Required work: Output each entry verbatim and exclude every picture from it.

Data:
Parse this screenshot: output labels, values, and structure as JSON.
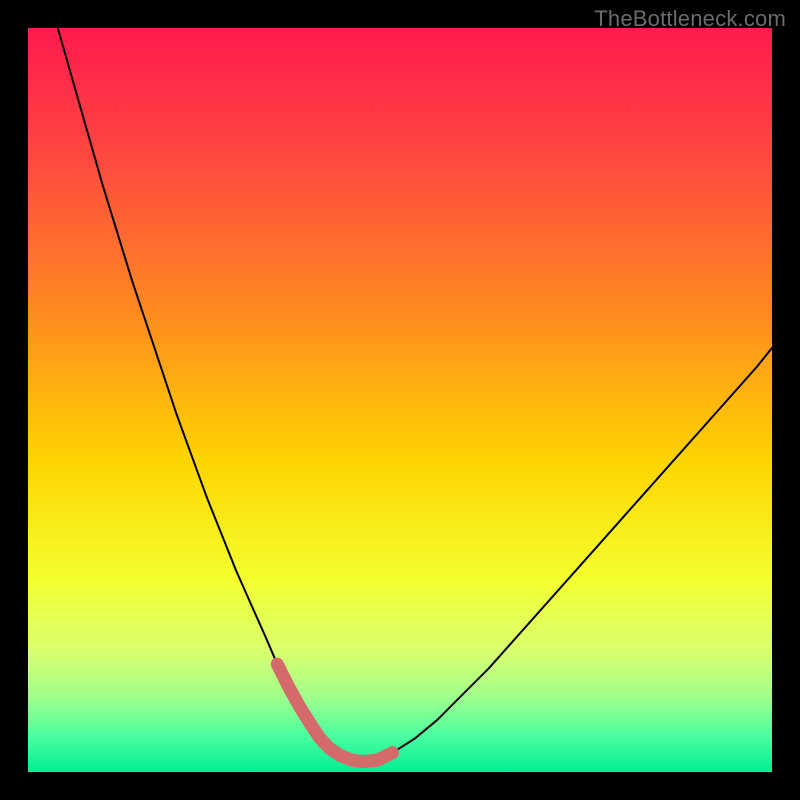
{
  "watermark": "TheBottleneck.com",
  "chart_data": {
    "type": "line",
    "title": "",
    "xlabel": "",
    "ylabel": "",
    "xlim": [
      0,
      100
    ],
    "ylim": [
      0,
      100
    ],
    "background_gradient": {
      "stops": [
        {
          "pct": 0,
          "color": "#ff1a4e"
        },
        {
          "pct": 18,
          "color": "#ff4a3f"
        },
        {
          "pct": 38,
          "color": "#ff8a20"
        },
        {
          "pct": 58,
          "color": "#ffd400"
        },
        {
          "pct": 74,
          "color": "#f4ff2e"
        },
        {
          "pct": 84,
          "color": "#d8ff70"
        },
        {
          "pct": 90,
          "color": "#9fff8c"
        },
        {
          "pct": 95,
          "color": "#4dffa0"
        },
        {
          "pct": 100,
          "color": "#00ef93"
        }
      ]
    },
    "series": [
      {
        "name": "curve",
        "color": "#000000",
        "stroke_width": 2,
        "x": [
          4,
          6,
          8,
          10,
          12,
          14,
          16,
          18,
          20,
          22,
          24,
          26,
          28,
          30,
          32,
          33.5,
          35,
          36.5,
          38,
          39.2,
          40.5,
          42,
          43.5,
          45,
          47,
          49,
          52,
          55,
          58,
          62,
          66,
          70,
          74,
          78,
          82,
          86,
          90,
          94,
          98,
          100
        ],
        "y": [
          100,
          93,
          86,
          79,
          72.5,
          66,
          60,
          54,
          48,
          42.5,
          37,
          32,
          27,
          22.5,
          18,
          14.5,
          11.5,
          8.8,
          6.4,
          4.6,
          3.2,
          2.2,
          1.6,
          1.4,
          1.6,
          2.6,
          4.5,
          7,
          10,
          14,
          18.5,
          23,
          27.5,
          32,
          36.5,
          41,
          45.5,
          50,
          54.5,
          57
        ]
      },
      {
        "name": "bottom-cap",
        "color": "#d46a6a",
        "stroke_width": 13,
        "x": [
          33.5,
          35,
          36.5,
          38,
          39.2,
          40.5,
          42,
          43.5,
          45,
          47,
          49
        ],
        "y": [
          14.5,
          11.5,
          8.8,
          6.4,
          4.6,
          3.2,
          2.2,
          1.6,
          1.4,
          1.6,
          2.6
        ]
      }
    ]
  }
}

Solution to the problem:
Parse this screenshot: output labels, values, and structure as JSON.
{
  "watermark": "TheBottleneck.com",
  "chart_data": {
    "type": "line",
    "title": "",
    "xlabel": "",
    "ylabel": "",
    "xlim": [
      0,
      100
    ],
    "ylim": [
      0,
      100
    ],
    "background_gradient": {
      "stops": [
        {
          "pct": 0,
          "color": "#ff1a4e"
        },
        {
          "pct": 18,
          "color": "#ff4a3f"
        },
        {
          "pct": 38,
          "color": "#ff8a20"
        },
        {
          "pct": 58,
          "color": "#ffd400"
        },
        {
          "pct": 74,
          "color": "#f4ff2e"
        },
        {
          "pct": 84,
          "color": "#d8ff70"
        },
        {
          "pct": 90,
          "color": "#9fff8c"
        },
        {
          "pct": 95,
          "color": "#4dffa0"
        },
        {
          "pct": 100,
          "color": "#00ef93"
        }
      ]
    },
    "series": [
      {
        "name": "curve",
        "color": "#000000",
        "stroke_width": 2,
        "x": [
          4,
          6,
          8,
          10,
          12,
          14,
          16,
          18,
          20,
          22,
          24,
          26,
          28,
          30,
          32,
          33.5,
          35,
          36.5,
          38,
          39.2,
          40.5,
          42,
          43.5,
          45,
          47,
          49,
          52,
          55,
          58,
          62,
          66,
          70,
          74,
          78,
          82,
          86,
          90,
          94,
          98,
          100
        ],
        "y": [
          100,
          93,
          86,
          79,
          72.5,
          66,
          60,
          54,
          48,
          42.5,
          37,
          32,
          27,
          22.5,
          18,
          14.5,
          11.5,
          8.8,
          6.4,
          4.6,
          3.2,
          2.2,
          1.6,
          1.4,
          1.6,
          2.6,
          4.5,
          7,
          10,
          14,
          18.5,
          23,
          27.5,
          32,
          36.5,
          41,
          45.5,
          50,
          54.5,
          57
        ]
      },
      {
        "name": "bottom-cap",
        "color": "#d46a6a",
        "stroke_width": 13,
        "x": [
          33.5,
          35,
          36.5,
          38,
          39.2,
          40.5,
          42,
          43.5,
          45,
          47,
          49
        ],
        "y": [
          14.5,
          11.5,
          8.8,
          6.4,
          4.6,
          3.2,
          2.2,
          1.6,
          1.4,
          1.6,
          2.6
        ]
      }
    ]
  }
}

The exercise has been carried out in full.